Would you quote the material below in full and unchanged?

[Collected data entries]
........

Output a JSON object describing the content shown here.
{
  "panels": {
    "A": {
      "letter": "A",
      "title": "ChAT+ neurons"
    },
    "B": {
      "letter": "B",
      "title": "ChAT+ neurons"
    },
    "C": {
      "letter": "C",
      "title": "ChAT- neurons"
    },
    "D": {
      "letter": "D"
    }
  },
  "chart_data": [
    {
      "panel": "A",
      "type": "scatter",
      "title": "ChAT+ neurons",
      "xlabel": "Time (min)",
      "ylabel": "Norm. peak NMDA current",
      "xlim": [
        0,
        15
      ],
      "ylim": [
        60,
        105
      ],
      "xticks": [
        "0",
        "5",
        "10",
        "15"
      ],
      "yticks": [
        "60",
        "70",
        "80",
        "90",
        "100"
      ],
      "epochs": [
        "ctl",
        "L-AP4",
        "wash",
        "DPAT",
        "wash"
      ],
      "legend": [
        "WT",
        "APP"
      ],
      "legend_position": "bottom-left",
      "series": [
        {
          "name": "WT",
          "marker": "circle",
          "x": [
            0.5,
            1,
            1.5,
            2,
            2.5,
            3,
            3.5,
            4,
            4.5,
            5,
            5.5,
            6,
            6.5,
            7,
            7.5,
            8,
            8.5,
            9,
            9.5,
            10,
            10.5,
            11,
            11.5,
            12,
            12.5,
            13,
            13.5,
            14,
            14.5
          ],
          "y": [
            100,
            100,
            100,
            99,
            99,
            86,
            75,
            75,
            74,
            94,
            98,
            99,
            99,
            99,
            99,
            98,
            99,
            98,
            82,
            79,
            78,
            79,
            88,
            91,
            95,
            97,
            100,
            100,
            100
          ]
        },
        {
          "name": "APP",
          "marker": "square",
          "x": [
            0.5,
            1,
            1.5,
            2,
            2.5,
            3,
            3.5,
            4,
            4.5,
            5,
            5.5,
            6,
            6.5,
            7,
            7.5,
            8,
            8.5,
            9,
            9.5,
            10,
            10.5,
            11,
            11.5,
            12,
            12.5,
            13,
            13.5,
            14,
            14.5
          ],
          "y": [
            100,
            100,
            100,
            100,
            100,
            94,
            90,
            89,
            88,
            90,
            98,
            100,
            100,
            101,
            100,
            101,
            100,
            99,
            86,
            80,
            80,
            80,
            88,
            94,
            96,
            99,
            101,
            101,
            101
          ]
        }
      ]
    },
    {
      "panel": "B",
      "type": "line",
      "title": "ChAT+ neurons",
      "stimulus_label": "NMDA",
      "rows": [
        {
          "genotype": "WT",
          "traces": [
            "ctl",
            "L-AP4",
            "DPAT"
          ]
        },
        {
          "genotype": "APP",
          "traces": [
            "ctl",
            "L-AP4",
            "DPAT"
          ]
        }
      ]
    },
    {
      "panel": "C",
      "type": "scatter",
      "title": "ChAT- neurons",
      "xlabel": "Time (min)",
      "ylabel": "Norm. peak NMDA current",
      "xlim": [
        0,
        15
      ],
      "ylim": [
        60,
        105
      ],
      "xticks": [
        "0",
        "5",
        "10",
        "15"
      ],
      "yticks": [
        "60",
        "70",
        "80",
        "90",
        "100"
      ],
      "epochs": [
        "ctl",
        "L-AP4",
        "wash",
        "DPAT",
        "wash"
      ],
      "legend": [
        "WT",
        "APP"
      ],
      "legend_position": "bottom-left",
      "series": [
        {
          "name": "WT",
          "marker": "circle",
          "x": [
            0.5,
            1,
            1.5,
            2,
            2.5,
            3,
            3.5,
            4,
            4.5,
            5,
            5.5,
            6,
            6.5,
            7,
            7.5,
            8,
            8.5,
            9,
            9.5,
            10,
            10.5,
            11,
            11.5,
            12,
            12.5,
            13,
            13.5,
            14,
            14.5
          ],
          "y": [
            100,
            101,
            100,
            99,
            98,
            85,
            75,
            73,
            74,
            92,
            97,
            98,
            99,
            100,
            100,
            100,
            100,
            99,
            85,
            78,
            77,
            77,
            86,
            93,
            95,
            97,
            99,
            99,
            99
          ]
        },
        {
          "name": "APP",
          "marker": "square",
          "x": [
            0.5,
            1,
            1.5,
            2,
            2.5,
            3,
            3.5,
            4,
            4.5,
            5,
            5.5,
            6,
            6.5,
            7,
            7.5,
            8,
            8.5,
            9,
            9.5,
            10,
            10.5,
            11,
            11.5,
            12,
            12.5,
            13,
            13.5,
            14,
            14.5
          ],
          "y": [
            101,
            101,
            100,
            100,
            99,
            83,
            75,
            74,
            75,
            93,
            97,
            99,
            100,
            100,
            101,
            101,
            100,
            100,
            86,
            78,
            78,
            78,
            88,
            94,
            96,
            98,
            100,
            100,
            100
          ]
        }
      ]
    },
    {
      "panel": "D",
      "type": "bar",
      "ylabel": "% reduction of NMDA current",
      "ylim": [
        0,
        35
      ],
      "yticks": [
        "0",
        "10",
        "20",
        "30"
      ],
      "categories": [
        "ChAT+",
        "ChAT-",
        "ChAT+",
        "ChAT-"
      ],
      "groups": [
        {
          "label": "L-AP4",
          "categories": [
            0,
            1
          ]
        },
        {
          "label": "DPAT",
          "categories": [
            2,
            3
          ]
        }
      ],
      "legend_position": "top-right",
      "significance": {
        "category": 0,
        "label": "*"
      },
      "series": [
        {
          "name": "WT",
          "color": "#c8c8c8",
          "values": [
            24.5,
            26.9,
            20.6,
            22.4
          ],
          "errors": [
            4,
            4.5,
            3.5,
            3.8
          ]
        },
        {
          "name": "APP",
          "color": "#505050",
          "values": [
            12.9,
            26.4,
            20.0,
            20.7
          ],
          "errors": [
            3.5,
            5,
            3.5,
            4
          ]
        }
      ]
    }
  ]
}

........

● **Output for this exercise**:
Output a JSON object describing the content shown here.
{
  "panels": {
    "A": {
      "letter": "A",
      "title": "ChAT+ neurons"
    },
    "B": {
      "letter": "B",
      "title": "ChAT+ neurons"
    },
    "C": {
      "letter": "C",
      "title": "ChAT- neurons"
    },
    "D": {
      "letter": "D"
    }
  },
  "chart_data": [
    {
      "panel": "A",
      "type": "scatter",
      "title": "ChAT+ neurons",
      "xlabel": "Time (min)",
      "ylabel": "Norm. peak NMDA current",
      "xlim": [
        0,
        15
      ],
      "ylim": [
        60,
        105
      ],
      "xticks": [
        "0",
        "5",
        "10",
        "15"
      ],
      "yticks": [
        "60",
        "70",
        "80",
        "90",
        "100"
      ],
      "epochs": [
        "ctl",
        "L-AP4",
        "wash",
        "DPAT",
        "wash"
      ],
      "legend": [
        "WT",
        "APP"
      ],
      "legend_position": "bottom-left",
      "series": [
        {
          "name": "WT",
          "marker": "circle",
          "x": [
            0.5,
            1,
            1.5,
            2,
            2.5,
            3,
            3.5,
            4,
            4.5,
            5,
            5.5,
            6,
            6.5,
            7,
            7.5,
            8,
            8.5,
            9,
            9.5,
            10,
            10.5,
            11,
            11.5,
            12,
            12.5,
            13,
            13.5,
            14,
            14.5
          ],
          "y": [
            100,
            100,
            100,
            99,
            99,
            86,
            75,
            75,
            74,
            94,
            98,
            99,
            99,
            99,
            99,
            98,
            99,
            98,
            82,
            79,
            78,
            79,
            88,
            91,
            95,
            97,
            100,
            100,
            100
          ]
        },
        {
          "name": "APP",
          "marker": "square",
          "x": [
            0.5,
            1,
            1.5,
            2,
            2.5,
            3,
            3.5,
            4,
            4.5,
            5,
            5.5,
            6,
            6.5,
            7,
            7.5,
            8,
            8.5,
            9,
            9.5,
            10,
            10.5,
            11,
            11.5,
            12,
            12.5,
            13,
            13.5,
            14,
            14.5
          ],
          "y": [
            100,
            100,
            100,
            100,
            100,
            94,
            90,
            89,
            88,
            90,
            98,
            100,
            100,
            101,
            100,
            101,
            100,
            99,
            86,
            80,
            80,
            80,
            88,
            94,
            96,
            99,
            101,
            101,
            101
          ]
        }
      ]
    },
    {
      "panel": "B",
      "type": "line",
      "title": "ChAT+ neurons",
      "stimulus_label": "NMDA",
      "rows": [
        {
          "genotype": "WT",
          "traces": [
            "ctl",
            "L-AP4",
            "DPAT"
          ]
        },
        {
          "genotype": "APP",
          "traces": [
            "ctl",
            "L-AP4",
            "DPAT"
          ]
        }
      ]
    },
    {
      "panel": "C",
      "type": "scatter",
      "title": "ChAT- neurons",
      "xlabel": "Time (min)",
      "ylabel": "Norm. peak NMDA current",
      "xlim": [
        0,
        15
      ],
      "ylim": [
        60,
        105
      ],
      "xticks": [
        "0",
        "5",
        "10",
        "15"
      ],
      "yticks": [
        "60",
        "70",
        "80",
        "90",
        "100"
      ],
      "epochs": [
        "ctl",
        "L-AP4",
        "wash",
        "DPAT",
        "wash"
      ],
      "legend": [
        "WT",
        "APP"
      ],
      "legend_position": "bottom-left",
      "series": [
        {
          "name": "WT",
          "marker": "circle",
          "x": [
            0.5,
            1,
            1.5,
            2,
            2.5,
            3,
            3.5,
            4,
            4.5,
            5,
            5.5,
            6,
            6.5,
            7,
            7.5,
            8,
            8.5,
            9,
            9.5,
            10,
            10.5,
            11,
            11.5,
            12,
            12.5,
            13,
            13.5,
            14,
            14.5
          ],
          "y": [
            100,
            101,
            100,
            99,
            98,
            85,
            75,
            73,
            74,
            92,
            97,
            98,
            99,
            100,
            100,
            100,
            100,
            99,
            85,
            78,
            77,
            77,
            86,
            93,
            95,
            97,
            99,
            99,
            99
          ]
        },
        {
          "name": "APP",
          "marker": "square",
          "x": [
            0.5,
            1,
            1.5,
            2,
            2.5,
            3,
            3.5,
            4,
            4.5,
            5,
            5.5,
            6,
            6.5,
            7,
            7.5,
            8,
            8.5,
            9,
            9.5,
            10,
            10.5,
            11,
            11.5,
            12,
            12.5,
            13,
            13.5,
            14,
            14.5
          ],
          "y": [
            101,
            101,
            100,
            100,
            99,
            83,
            75,
            74,
            75,
            93,
            97,
            99,
            100,
            100,
            101,
            101,
            100,
            100,
            86,
            78,
            78,
            78,
            88,
            94,
            96,
            98,
            100,
            100,
            100
          ]
        }
      ]
    },
    {
      "panel": "D",
      "type": "bar",
      "ylabel": "% reduction of NMDA current",
      "ylim": [
        0,
        35
      ],
      "yticks": [
        "0",
        "10",
        "20",
        "30"
      ],
      "categories": [
        "ChAT+",
        "ChAT-",
        "ChAT+",
        "ChAT-"
      ],
      "groups": [
        {
          "label": "L-AP4",
          "categories": [
            0,
            1
          ]
        },
        {
          "label": "DPAT",
          "categories": [
            2,
            3
          ]
        }
      ],
      "legend_position": "top-right",
      "significance": {
        "category": 0,
        "label": "*"
      },
      "series": [
        {
          "name": "WT",
          "color": "#c8c8c8",
          "values": [
            24.5,
            26.9,
            20.6,
            22.4
          ],
          "errors": [
            4,
            4.5,
            3.5,
            3.8
          ]
        },
        {
          "name": "APP",
          "color": "#505050",
          "values": [
            12.9,
            26.4,
            20.0,
            20.7
          ],
          "errors": [
            3.5,
            5,
            3.5,
            4
          ]
        }
      ]
    }
  ]
}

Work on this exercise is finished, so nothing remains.